▸ **Stored records**:
===

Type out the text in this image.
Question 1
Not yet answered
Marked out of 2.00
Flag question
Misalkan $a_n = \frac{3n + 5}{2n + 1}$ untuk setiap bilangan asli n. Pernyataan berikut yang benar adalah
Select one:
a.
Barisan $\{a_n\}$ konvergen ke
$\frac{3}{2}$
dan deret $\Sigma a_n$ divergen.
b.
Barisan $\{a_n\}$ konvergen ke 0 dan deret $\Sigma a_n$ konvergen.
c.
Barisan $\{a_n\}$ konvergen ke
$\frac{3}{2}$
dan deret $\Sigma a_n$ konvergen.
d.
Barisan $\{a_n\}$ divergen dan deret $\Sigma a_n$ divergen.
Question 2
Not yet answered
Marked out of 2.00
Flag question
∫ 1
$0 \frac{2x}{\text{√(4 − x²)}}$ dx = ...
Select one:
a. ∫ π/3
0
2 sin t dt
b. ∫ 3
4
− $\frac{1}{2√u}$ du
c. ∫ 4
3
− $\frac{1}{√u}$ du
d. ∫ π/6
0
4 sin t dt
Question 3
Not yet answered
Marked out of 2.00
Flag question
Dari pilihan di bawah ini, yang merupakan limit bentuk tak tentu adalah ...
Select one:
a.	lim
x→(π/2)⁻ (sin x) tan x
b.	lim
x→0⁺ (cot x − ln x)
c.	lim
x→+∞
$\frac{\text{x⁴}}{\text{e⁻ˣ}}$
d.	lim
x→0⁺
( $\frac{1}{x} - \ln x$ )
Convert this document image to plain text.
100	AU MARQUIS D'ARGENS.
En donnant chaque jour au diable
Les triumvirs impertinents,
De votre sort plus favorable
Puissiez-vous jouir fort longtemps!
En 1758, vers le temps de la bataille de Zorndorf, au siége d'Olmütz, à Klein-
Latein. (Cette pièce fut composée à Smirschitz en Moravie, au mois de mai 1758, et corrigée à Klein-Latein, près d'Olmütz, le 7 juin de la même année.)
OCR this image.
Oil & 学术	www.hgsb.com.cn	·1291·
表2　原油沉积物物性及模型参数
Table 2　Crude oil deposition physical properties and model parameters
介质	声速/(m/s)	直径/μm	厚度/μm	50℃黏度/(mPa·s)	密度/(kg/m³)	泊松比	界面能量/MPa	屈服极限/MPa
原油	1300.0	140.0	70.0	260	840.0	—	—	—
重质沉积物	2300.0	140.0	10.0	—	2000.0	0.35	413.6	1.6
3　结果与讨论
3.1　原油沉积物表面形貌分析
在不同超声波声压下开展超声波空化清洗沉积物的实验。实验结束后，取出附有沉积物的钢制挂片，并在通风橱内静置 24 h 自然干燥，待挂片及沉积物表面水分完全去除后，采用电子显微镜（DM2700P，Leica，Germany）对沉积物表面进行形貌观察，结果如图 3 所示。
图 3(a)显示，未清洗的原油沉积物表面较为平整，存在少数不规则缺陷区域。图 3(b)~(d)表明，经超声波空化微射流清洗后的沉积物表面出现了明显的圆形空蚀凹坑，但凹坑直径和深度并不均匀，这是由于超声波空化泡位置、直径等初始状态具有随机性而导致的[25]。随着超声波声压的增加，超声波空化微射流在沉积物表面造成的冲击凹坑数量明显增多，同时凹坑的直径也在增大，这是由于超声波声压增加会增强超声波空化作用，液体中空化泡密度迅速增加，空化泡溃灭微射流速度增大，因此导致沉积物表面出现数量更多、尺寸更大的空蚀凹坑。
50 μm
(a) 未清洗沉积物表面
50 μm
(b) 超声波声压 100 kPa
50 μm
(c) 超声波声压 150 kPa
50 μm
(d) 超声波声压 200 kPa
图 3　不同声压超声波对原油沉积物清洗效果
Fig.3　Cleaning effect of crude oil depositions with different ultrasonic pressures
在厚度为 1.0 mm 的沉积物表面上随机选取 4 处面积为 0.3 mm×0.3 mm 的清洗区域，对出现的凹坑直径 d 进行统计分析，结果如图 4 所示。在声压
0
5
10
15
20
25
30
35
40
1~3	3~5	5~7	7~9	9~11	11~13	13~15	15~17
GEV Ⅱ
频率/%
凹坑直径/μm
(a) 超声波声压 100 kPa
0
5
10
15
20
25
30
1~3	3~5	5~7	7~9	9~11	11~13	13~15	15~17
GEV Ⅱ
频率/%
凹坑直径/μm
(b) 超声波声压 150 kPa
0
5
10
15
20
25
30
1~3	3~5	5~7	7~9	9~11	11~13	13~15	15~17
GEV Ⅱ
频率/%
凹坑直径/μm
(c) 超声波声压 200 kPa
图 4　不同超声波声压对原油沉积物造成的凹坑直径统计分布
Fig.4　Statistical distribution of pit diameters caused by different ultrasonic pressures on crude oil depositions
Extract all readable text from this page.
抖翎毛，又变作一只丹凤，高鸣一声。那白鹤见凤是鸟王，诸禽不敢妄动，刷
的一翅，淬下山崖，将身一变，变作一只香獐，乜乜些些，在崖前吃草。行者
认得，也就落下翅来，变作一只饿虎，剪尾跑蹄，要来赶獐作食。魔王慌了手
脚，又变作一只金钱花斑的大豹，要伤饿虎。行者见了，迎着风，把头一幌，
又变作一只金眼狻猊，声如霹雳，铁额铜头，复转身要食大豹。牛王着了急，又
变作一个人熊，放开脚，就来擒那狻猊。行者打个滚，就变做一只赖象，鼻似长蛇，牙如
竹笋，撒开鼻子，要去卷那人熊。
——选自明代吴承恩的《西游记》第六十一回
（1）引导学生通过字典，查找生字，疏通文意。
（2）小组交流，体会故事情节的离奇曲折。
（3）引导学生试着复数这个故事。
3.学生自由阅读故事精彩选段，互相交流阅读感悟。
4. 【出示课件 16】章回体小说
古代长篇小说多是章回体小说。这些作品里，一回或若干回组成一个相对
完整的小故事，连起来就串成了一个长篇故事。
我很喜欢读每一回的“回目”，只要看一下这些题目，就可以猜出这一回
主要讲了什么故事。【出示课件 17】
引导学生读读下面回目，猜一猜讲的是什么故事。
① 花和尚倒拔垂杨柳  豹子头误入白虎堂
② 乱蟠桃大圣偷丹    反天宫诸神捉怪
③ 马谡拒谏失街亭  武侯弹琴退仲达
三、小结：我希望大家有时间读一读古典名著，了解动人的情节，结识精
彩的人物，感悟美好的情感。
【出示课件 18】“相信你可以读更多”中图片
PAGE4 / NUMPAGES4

===

▸ **To be done**: Copy out all of the data exactly, leaving nothing out.

▸ **Solution below**:
Type out the text in this image.
Question 1
Not yet answered
Marked out of 2.00
Flag question
Misalkan $a_n = \frac{3n + 5}{2n + 1}$ untuk setiap bilangan asli n. Pernyataan berikut yang benar adalah
Select one:
a.
Barisan $\{a_n\}$ konvergen ke
$\frac{3}{2}$
dan deret $\Sigma a_n$ divergen.
b.
Barisan $\{a_n\}$ konvergen ke 0 dan deret $\Sigma a_n$ konvergen.
c.
Barisan $\{a_n\}$ konvergen ke
$\frac{3}{2}$
dan deret $\Sigma a_n$ konvergen.
d.
Barisan $\{a_n\}$ divergen dan deret $\Sigma a_n$ divergen.
Question 2
Not yet answered
Marked out of 2.00
Flag question
∫ 1
$0 \frac{2x}{\text{√(4 − x²)}}$ dx = ...
Select one:
a. ∫ π/3
0
2 sin t dt
b. ∫ 3
4
− $\frac{1}{2√u}$ du
c. ∫ 4
3
− $\frac{1}{√u}$ du
d. ∫ π/6
0
4 sin t dt
Question 3
Not yet answered
Marked out of 2.00
Flag question
Dari pilihan di bawah ini, yang merupakan limit bentuk tak tentu adalah ...
Select one:
a.	lim
x→(π/2)⁻ (sin x) tan x
b.	lim
x→0⁺ (cot x − ln x)
c.	lim
x→+∞
$\frac{\text{x⁴}}{\text{e⁻ˣ}}$
d.	lim
x→0⁺
( $\frac{1}{x} - \ln x$ )
Convert this document image to plain text.
100	AU MARQUIS D'ARGENS.
En donnant chaque jour au diable
Les triumvirs impertinents,
De votre sort plus favorable
Puissiez-vous jouir fort longtemps!
En 1758, vers le temps de la bataille de Zorndorf, au siége d'Olmütz, à Klein-
Latein. (Cette pièce fut composée à Smirschitz en Moravie, au mois de mai 1758, et corrigée à Klein-Latein, près d'Olmütz, le 7 juin de la même année.)
OCR this image.
Oil & 学术	www.hgsb.com.cn	·1291·
表2　原油沉积物物性及模型参数
Table 2　Crude oil deposition physical properties and model parameters
介质	声速/(m/s)	直径/μm	厚度/μm	50℃黏度/(mPa·s)	密度/(kg/m³)	泊松比	界面能量/MPa	屈服极限/MPa
原油	1300.0	140.0	70.0	260	840.0	—	—	—
重质沉积物	2300.0	140.0	10.0	—	2000.0	0.35	413.6	1.6
3　结果与讨论
3.1　原油沉积物表面形貌分析
在不同超声波声压下开展超声波空化清洗沉积物的实验。实验结束后，取出附有沉积物的钢制挂片，并在通风橱内静置 24 h 自然干燥，待挂片及沉积物表面水分完全去除后，采用电子显微镜（DM2700P，Leica，Germany）对沉积物表面进行形貌观察，结果如图 3 所示。
图 3(a)显示，未清洗的原油沉积物表面较为平整，存在少数不规则缺陷区域。图 3(b)~(d)表明，经超声波空化微射流清洗后的沉积物表面出现了明显的圆形空蚀凹坑，但凹坑直径和深度并不均匀，这是由于超声波空化泡位置、直径等初始状态具有随机性而导致的[25]。随着超声波声压的增加，超声波空化微射流在沉积物表面造成的冲击凹坑数量明显增多，同时凹坑的直径也在增大，这是由于超声波声压增加会增强超声波空化作用，液体中空化泡密度迅速增加，空化泡溃灭微射流速度增大，因此导致沉积物表面出现数量更多、尺寸更大的空蚀凹坑。
50 μm
(a) 未清洗沉积物表面
50 μm
(b) 超声波声压 100 kPa
50 μm
(c) 超声波声压 150 kPa
50 μm
(d) 超声波声压 200 kPa
图 3　不同声压超声波对原油沉积物清洗效果
Fig.3　Cleaning effect of crude oil depositions with different ultrasonic pressures
在厚度为 1.0 mm 的沉积物表面上随机选取 4 处面积为 0.3 mm×0.3 mm 的清洗区域，对出现的凹坑直径 d 进行统计分析，结果如图 4 所示。在声压
0
5
10
15
20
25
30
35
40
1~3	3~5	5~7	7~9	9~11	11~13	13~15	15~17
GEV Ⅱ
频率/%
凹坑直径/μm
(a) 超声波声压 100 kPa
0
5
10
15
20
25
30
1~3	3~5	5~7	7~9	9~11	11~13	13~15	15~17
GEV Ⅱ
频率/%
凹坑直径/μm
(b) 超声波声压 150 kPa
0
5
10
15
20
25
30
1~3	3~5	5~7	7~9	9~11	11~13	13~15	15~17
GEV Ⅱ
频率/%
凹坑直径/μm
(c) 超声波声压 200 kPa
图 4　不同超声波声压对原油沉积物造成的凹坑直径统计分布
Fig.4　Statistical distribution of pit diameters caused by different ultrasonic pressures on crude oil depositions
Extract all readable text from this page.
抖翎毛，又变作一只丹凤，高鸣一声。那白鹤见凤是鸟王，诸禽不敢妄动，刷
的一翅，淬下山崖，将身一变，变作一只香獐，乜乜些些，在崖前吃草。行者
认得，也就落下翅来，变作一只饿虎，剪尾跑蹄，要来赶獐作食。魔王慌了手
脚，又变作一只金钱花斑的大豹，要伤饿虎。行者见了，迎着风，把头一幌，
又变作一只金眼狻猊，声如霹雳，铁额铜头，复转身要食大豹。牛王着了急，又
变作一个人熊，放开脚，就来擒那狻猊。行者打个滚，就变做一只赖象，鼻似长蛇，牙如
竹笋，撒开鼻子，要去卷那人熊。
——选自明代吴承恩的《西游记》第六十一回
（1）引导学生通过字典，查找生字，疏通文意。
（2）小组交流，体会故事情节的离奇曲折。
（3）引导学生试着复数这个故事。
3.学生自由阅读故事精彩选段，互相交流阅读感悟。
4. 【出示课件 16】章回体小说
古代长篇小说多是章回体小说。这些作品里，一回或若干回组成一个相对
完整的小故事，连起来就串成了一个长篇故事。
我很喜欢读每一回的“回目”，只要看一下这些题目，就可以猜出这一回
主要讲了什么故事。【出示课件 17】
引导学生读读下面回目，猜一猜讲的是什么故事。
① 花和尚倒拔垂杨柳  豹子头误入白虎堂
② 乱蟠桃大圣偷丹    反天宫诸神捉怪
③ 马谡拒谏失街亭  武侯弹琴退仲达
三、小结：我希望大家有时间读一读古典名著，了解动人的情节，结识精
彩的人物，感悟美好的情感。
【出示课件 18】“相信你可以读更多”中图片
PAGE4 / NUMPAGES4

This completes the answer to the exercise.